**Exercise text**:

Judge Edward McGehee ( 1786- 1880 ) Owner of Bowlin Green Plantation.  Bowling Green Plantation Home was burned in October, 1864, by a  troop of Northern soldiers.  Judge McGehee, 78, the county's wealthiest and most prominent citizen, was having breakfast with his wife Mary and two of their daughters, Mary Louisa and Augusta Eugenia.  Also in the house at the time were their young Grandson George Stewart, and his mother Caroline Stewart remained bedridden, she was expecting another child with in days.

Judge McGehee was a native of Georgia, and was born in 1786.  At the age of  21, his father Micajah McGehee gave him $5.000 and money to buy slaves and supplies.  The next year Edward headed out for  Wheeling, Virginia where he bought a horse, a flatboat, his seven slaved, flour and other supplies.   He then put everything on the flat boat and headed down the Ohio River and then down the Mississippi.  Edward landed at Fort Adams, in the Mississippi Territory.  Edward traveled inland,   and admired what he he saw in this lush forested wilderness and bought land on Thompson's Creek.

Two years later he returned to Georgia, married Peggy Louisa Cosby, and returned with her to his tiny cabin on Thompson's Creek.  He also brought with him a small library.  Before her death in 1821 at the age of 33, Peggy Louisa had given birth to five children.  Two years later Edward married again; his second wife, Harriet Ann Goodrich, had three children before dying in 1827 at the age of 25.  Life was hard indeed for women in the wilderness: condition were primitive, infants often died at birth, or within a few weeks of their births, and the mothers themselves frequently succumbed, worn out by too many pregnancies an suffering form woefully inadequate medical care.

**Extracted material**:

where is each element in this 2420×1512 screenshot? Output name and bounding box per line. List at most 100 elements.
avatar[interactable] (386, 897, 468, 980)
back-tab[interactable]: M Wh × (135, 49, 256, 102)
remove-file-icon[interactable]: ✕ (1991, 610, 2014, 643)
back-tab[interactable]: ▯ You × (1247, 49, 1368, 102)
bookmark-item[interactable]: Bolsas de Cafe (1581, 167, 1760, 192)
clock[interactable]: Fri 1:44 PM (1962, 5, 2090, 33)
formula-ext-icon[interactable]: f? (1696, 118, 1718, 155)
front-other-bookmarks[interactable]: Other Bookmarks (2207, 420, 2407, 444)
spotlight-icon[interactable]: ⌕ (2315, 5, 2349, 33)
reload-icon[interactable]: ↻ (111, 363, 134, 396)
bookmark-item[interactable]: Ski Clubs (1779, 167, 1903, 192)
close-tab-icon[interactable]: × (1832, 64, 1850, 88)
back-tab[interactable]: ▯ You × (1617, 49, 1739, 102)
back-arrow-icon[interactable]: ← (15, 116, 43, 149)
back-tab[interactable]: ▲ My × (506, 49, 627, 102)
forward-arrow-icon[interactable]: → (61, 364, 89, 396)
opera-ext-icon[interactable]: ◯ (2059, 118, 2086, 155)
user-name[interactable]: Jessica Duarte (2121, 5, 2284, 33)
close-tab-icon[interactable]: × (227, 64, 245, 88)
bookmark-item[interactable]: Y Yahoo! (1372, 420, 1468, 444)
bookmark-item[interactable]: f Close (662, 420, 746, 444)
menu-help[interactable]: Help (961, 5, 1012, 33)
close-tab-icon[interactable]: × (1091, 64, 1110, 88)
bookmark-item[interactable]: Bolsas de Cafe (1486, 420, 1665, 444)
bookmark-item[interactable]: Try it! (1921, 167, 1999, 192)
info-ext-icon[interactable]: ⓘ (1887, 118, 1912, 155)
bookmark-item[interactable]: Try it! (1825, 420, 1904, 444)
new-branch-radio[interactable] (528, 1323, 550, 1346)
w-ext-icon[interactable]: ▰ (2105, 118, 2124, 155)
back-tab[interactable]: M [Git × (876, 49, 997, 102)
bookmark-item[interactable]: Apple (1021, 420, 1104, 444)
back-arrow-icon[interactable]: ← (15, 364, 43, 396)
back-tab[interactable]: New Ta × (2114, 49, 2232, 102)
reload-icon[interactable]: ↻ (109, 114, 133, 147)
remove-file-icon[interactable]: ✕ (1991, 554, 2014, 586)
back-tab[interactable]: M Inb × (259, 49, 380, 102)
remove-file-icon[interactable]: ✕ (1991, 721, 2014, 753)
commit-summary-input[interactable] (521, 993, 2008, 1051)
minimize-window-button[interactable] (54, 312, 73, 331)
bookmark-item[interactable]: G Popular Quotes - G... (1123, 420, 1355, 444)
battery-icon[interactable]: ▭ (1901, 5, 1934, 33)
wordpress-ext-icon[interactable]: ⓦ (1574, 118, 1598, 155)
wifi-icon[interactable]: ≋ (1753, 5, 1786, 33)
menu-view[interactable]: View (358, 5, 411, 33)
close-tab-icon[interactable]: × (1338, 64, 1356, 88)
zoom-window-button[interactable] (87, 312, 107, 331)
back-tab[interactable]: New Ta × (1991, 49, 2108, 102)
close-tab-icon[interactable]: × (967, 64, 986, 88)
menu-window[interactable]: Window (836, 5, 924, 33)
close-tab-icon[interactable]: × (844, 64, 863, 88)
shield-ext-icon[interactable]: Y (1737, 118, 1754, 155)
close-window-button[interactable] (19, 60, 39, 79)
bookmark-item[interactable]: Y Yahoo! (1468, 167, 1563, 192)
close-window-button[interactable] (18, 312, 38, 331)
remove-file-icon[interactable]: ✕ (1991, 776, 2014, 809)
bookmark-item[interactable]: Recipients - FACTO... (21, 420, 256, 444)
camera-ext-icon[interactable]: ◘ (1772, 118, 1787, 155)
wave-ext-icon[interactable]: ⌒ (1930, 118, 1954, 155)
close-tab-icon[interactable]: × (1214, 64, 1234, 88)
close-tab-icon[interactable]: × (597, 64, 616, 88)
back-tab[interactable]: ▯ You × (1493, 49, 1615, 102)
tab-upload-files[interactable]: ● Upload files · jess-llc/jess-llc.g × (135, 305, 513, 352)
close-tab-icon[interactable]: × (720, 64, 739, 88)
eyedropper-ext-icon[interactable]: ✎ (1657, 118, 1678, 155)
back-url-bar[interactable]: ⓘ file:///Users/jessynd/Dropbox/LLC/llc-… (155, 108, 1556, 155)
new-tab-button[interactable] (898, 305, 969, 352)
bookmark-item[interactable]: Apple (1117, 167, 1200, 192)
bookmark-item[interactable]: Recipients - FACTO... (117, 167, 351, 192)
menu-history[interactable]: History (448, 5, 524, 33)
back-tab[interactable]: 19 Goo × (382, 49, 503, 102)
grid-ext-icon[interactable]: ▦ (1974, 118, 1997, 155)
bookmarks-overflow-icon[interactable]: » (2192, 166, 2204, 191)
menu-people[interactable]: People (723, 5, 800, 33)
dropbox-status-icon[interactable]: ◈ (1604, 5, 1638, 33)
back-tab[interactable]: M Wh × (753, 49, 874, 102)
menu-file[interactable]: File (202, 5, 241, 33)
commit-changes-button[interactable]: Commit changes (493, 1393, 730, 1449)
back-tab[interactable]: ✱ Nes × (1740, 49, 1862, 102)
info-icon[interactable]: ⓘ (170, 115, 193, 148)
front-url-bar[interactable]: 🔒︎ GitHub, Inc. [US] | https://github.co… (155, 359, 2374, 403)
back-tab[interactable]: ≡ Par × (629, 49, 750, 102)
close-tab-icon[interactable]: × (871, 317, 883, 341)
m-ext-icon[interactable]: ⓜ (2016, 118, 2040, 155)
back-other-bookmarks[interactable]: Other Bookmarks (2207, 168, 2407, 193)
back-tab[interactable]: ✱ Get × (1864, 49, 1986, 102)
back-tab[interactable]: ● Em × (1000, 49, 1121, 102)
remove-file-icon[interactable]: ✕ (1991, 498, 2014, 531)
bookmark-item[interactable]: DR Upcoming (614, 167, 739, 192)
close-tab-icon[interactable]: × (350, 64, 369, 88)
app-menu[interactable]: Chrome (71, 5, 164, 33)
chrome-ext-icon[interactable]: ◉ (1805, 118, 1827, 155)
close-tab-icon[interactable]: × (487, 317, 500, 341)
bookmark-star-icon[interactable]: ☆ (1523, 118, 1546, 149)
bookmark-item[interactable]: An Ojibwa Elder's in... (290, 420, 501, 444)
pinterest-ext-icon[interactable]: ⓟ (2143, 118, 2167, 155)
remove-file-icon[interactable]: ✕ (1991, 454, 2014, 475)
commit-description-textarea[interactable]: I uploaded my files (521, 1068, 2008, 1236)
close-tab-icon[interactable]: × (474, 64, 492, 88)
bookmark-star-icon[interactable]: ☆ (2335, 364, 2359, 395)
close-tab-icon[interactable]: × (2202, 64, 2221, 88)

**Complete the following**:
**A.** According to the passage about Judge Edward McGehee, where did Edward land after traveling down the Mississippi?
**B.** From the passage about Judge Edward McGehee, quote the words starting with "Judge McGehee was" and going on through "land on Thompson's Creek.".
**C.** Continue the passage about Judge Edward McGehee from where it stops.
The entries come from a separate source unrelated to the passage about Judge Edward McGehee.

**Your written answers**:
**A.** He landed at Fort Adams, in the Mississippi Territory.

**B.**
Judge McGehee was a native of Georgia, and was born in 1786.  At the age of  21, his father Micajah McGehee gave him $5.000 and money to buy slaves and supplies.  The next year Edward headed out for  Wheeling, Virginia where he bought a horse, a flatboat, his seven slaved, flour and other supplies.   He then put everything on the flat boat and headed down the Ohio River and then down the Mississippi.  Edward landed at Fort Adams, in the Mississippi Territory.  Edward traveled inland,   and admired what he he saw in this lush forested wilderness and bought land on Thompson's Creek.

**C.**
During these years, Edward McGehee had steadily increased his land holdings, and he eventually established his residence on a tract he named Bowling Green.  It was located about two miles form the flourishing village o Woodville,  which had been incorporated in 1811 when the region was still the Mississippi Territory, six years before Mississippi was made a state.  With his third wife Mary Burruss, whom he would have 11 children, he built a frame house at Bowling Green.  By 1831, increasingly wealthy and desiring a handsome residence for his growing family, he replaced it with a three story brick mansion, fronted by four high columns and surrounded by lush gardens.  

A second Bowling Green Mansion served as the home of several generations of the McGehee family until it, too, was destroyed by fire, which began in the attic on a Sunday morning in 1941.... Because the fire moved so slowly, the throng of friends and neighbors who came to help the family were able to remove nearly all of the contents of the house, including the piano form the original house.  One family member recalled seeing tow burly men carrying a glass-fronted china cabinet across the lawn and placing it gently on the grass, all of its fragile contents still inside and unbroken.  

Today (2000) Mary Magruder McGehee, the great-great-granddaughter of Judge McGehee, is the last remaining descendant of that name in Woodville.  She and here sister, Elizabeth McGehee Watt (who lives in nearby Baton Rouge, Louisiana), still own what is left of the Bowling Green property.  They maintain the old grove, its surrounding acreage and the nearby family cemetery with reverent tenderness and enormous pride.